## Given task
Reproduce verbatim the lines of the following items, from the line containing "bar-hour-7: [325, 300, 349, 493]" through the line containing "x-tick-label: 8: [363, 500, 371, 514]", both included.

## Records for processing
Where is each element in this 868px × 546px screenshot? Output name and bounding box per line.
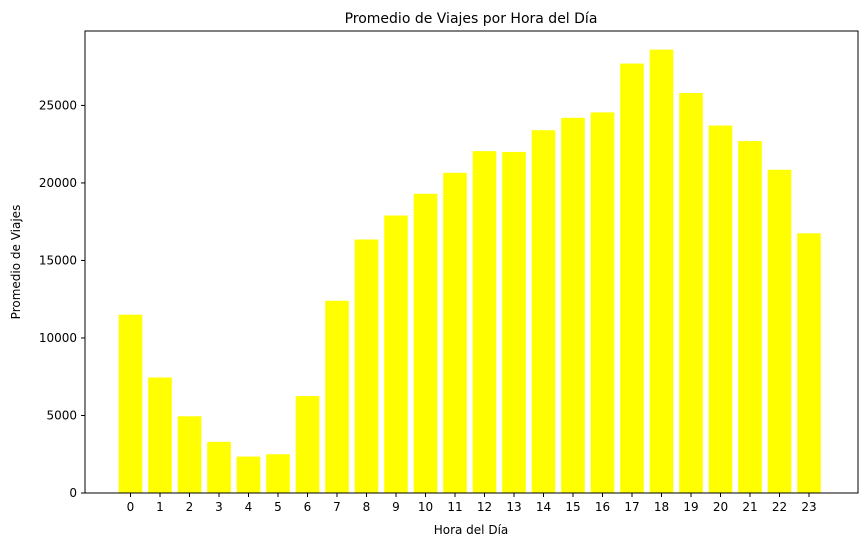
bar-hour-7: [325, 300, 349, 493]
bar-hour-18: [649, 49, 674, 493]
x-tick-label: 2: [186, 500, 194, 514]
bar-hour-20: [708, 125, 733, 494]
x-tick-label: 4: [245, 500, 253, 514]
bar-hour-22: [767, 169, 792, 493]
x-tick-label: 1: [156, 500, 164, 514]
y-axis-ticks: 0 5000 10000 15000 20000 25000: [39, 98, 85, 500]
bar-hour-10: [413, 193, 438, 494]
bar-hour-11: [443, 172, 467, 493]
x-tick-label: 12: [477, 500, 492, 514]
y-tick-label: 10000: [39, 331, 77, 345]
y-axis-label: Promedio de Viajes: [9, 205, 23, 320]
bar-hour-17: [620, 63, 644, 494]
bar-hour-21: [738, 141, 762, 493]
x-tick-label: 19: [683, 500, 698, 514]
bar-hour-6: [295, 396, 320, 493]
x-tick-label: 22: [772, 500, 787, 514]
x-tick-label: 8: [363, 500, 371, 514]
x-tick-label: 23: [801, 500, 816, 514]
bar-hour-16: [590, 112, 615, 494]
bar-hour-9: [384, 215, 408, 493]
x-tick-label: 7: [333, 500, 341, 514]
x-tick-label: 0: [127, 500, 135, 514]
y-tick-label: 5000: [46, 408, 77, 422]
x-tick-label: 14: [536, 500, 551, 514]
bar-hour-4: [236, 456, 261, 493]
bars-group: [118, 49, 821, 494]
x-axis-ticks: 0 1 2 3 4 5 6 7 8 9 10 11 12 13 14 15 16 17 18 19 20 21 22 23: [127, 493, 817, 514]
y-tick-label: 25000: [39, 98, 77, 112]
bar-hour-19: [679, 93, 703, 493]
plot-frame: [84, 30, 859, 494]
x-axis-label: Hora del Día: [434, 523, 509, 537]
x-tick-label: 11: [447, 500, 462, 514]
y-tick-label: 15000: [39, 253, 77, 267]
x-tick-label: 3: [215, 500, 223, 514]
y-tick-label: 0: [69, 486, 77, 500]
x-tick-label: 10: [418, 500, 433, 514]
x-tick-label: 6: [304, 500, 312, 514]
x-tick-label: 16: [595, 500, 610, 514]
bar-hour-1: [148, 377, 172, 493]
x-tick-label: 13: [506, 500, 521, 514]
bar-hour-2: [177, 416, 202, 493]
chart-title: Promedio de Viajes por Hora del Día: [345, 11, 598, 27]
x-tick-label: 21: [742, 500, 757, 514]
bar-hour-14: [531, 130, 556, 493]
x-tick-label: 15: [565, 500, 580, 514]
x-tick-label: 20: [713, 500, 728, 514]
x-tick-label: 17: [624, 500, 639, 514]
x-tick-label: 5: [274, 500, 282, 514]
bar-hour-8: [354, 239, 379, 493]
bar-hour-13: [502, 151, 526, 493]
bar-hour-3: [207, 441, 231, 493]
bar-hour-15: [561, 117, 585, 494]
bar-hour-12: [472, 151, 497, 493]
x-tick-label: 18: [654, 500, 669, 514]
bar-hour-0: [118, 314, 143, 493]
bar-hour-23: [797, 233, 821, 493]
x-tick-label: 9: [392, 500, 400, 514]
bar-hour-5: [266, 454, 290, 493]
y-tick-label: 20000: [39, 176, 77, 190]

## Problem solution
bar-hour-7: [325, 300, 349, 493]
bar-hour-18: [649, 49, 674, 493]
x-tick-label: 2: [186, 500, 194, 514]
bar-hour-20: [708, 125, 733, 494]
x-tick-label: 4: [245, 500, 253, 514]
bar-hour-22: [767, 169, 792, 493]
x-tick-label: 1: [156, 500, 164, 514]
y-axis-ticks: 0 5000 10000 15000 20000 25000: [39, 98, 85, 500]
bar-hour-10: [413, 193, 438, 494]
bar-hour-11: [443, 172, 467, 493]
x-tick-label: 12: [477, 500, 492, 514]
y-tick-label: 10000: [39, 331, 77, 345]
y-axis-label: Promedio de Viajes: [9, 205, 23, 320]
bar-hour-17: [620, 63, 644, 494]
bar-hour-21: [738, 141, 762, 493]
x-tick-label: 19: [683, 500, 698, 514]
bar-hour-6: [295, 396, 320, 493]
x-tick-label: 22: [772, 500, 787, 514]
x-tick-label: 8: [363, 500, 371, 514]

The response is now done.